Work to complete = Return the material below in full and exactly.

(Recorded data)
☆ ☆ ☆ ☆ ☆ ☆ ☆

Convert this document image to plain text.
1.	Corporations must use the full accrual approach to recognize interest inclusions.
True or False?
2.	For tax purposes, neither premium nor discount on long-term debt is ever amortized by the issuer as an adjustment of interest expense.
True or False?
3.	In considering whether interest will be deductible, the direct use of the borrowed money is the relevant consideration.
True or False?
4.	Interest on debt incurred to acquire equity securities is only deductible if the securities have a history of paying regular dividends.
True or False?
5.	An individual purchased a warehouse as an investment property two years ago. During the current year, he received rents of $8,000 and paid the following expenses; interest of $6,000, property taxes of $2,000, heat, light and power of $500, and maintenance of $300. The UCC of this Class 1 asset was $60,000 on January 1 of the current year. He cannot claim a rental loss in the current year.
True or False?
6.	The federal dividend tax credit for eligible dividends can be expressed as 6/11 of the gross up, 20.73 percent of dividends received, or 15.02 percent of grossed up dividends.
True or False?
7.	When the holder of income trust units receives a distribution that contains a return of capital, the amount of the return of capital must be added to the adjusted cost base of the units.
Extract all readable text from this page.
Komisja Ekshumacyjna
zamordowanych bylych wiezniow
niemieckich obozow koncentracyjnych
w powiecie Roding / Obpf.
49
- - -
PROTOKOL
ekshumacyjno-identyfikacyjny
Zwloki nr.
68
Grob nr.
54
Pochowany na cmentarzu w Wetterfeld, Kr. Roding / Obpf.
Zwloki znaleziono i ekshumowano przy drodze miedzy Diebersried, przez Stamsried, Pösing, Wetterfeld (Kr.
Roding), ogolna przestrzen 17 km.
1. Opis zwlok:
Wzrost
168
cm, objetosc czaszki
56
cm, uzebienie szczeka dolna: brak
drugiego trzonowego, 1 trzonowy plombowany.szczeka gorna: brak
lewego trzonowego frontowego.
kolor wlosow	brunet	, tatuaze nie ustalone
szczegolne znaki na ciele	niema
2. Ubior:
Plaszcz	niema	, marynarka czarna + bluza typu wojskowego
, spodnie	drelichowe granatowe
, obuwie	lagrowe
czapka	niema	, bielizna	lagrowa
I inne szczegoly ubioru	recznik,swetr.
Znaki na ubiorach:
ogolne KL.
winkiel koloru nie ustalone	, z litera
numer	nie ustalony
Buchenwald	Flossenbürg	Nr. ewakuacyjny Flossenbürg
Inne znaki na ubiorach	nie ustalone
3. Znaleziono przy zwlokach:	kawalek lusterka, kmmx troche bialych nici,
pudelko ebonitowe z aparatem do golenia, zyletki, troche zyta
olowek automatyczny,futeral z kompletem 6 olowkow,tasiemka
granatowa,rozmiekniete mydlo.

☆ ☆ ☆ ☆ ☆ ☆ ☆

Output below =
Convert this document image to plain text.
1.	Corporations must use the full accrual approach to recognize interest inclusions.
True or False?
2.	For tax purposes, neither premium nor discount on long-term debt is ever amortized by the issuer as an adjustment of interest expense.
True or False?
3.	In considering whether interest will be deductible, the direct use of the borrowed money is the relevant consideration.
True or False?
4.	Interest on debt incurred to acquire equity securities is only deductible if the securities have a history of paying regular dividends.
True or False?
5.	An individual purchased a warehouse as an investment property two years ago. During the current year, he received rents of $8,000 and paid the following expenses; interest of $6,000, property taxes of $2,000, heat, light and power of $500, and maintenance of $300. The UCC of this Class 1 asset was $60,000 on January 1 of the current year. He cannot claim a rental loss in the current year.
True or False?
6.	The federal dividend tax credit for eligible dividends can be expressed as 6/11 of the gross up, 20.73 percent of dividends received, or 15.02 percent of grossed up dividends.
True or False?
7.	When the holder of income trust units receives a distribution that contains a return of capital, the amount of the return of capital must be added to the adjusted cost base of the units.
Extract all readable text from this page.
Komisja Ekshumacyjna
zamordowanych bylych wiezniow
niemieckich obozow koncentracyjnych
w powiecie Roding / Obpf.
49
- - -
PROTOKOL
ekshumacyjno-identyfikacyjny
Zwloki nr.
68
Grob nr.
54
Pochowany na cmentarzu w Wetterfeld, Kr. Roding / Obpf.
Zwloki znaleziono i ekshumowano przy drodze miedzy Diebersried, przez Stamsried, Pösing, Wetterfeld (Kr.
Roding), ogolna przestrzen 17 km.
1. Opis zwlok:
Wzrost
168
cm, objetosc czaszki
56
cm, uzebienie szczeka dolna: brak
drugiego trzonowego, 1 trzonowy plombowany.szczeka gorna: brak
lewego trzonowego frontowego.
kolor wlosow	brunet	, tatuaze nie ustalone
szczegolne znaki na ciele	niema
2. Ubior:
Plaszcz	niema	, marynarka czarna + bluza typu wojskowego
, spodnie	drelichowe granatowe
, obuwie	lagrowe
czapka	niema	, bielizna	lagrowa
I inne szczegoly ubioru	recznik,swetr.
Znaki na ubiorach:
ogolne KL.
winkiel koloru nie ustalone	, z litera
numer	nie ustalony
Buchenwald	Flossenbürg	Nr. ewakuacyjny Flossenbürg
Inne znaki na ubiorach	nie ustalone
3. Znaleziono przy zwlokach:	kawalek lusterka, kmmx troche bialych nici,
pudelko ebonitowe z aparatem do golenia, zyletki, troche zyta
olowek automatyczny,futeral z kompletem 6 olowkow,tasiemka
granatowa,rozmiekniete mydlo.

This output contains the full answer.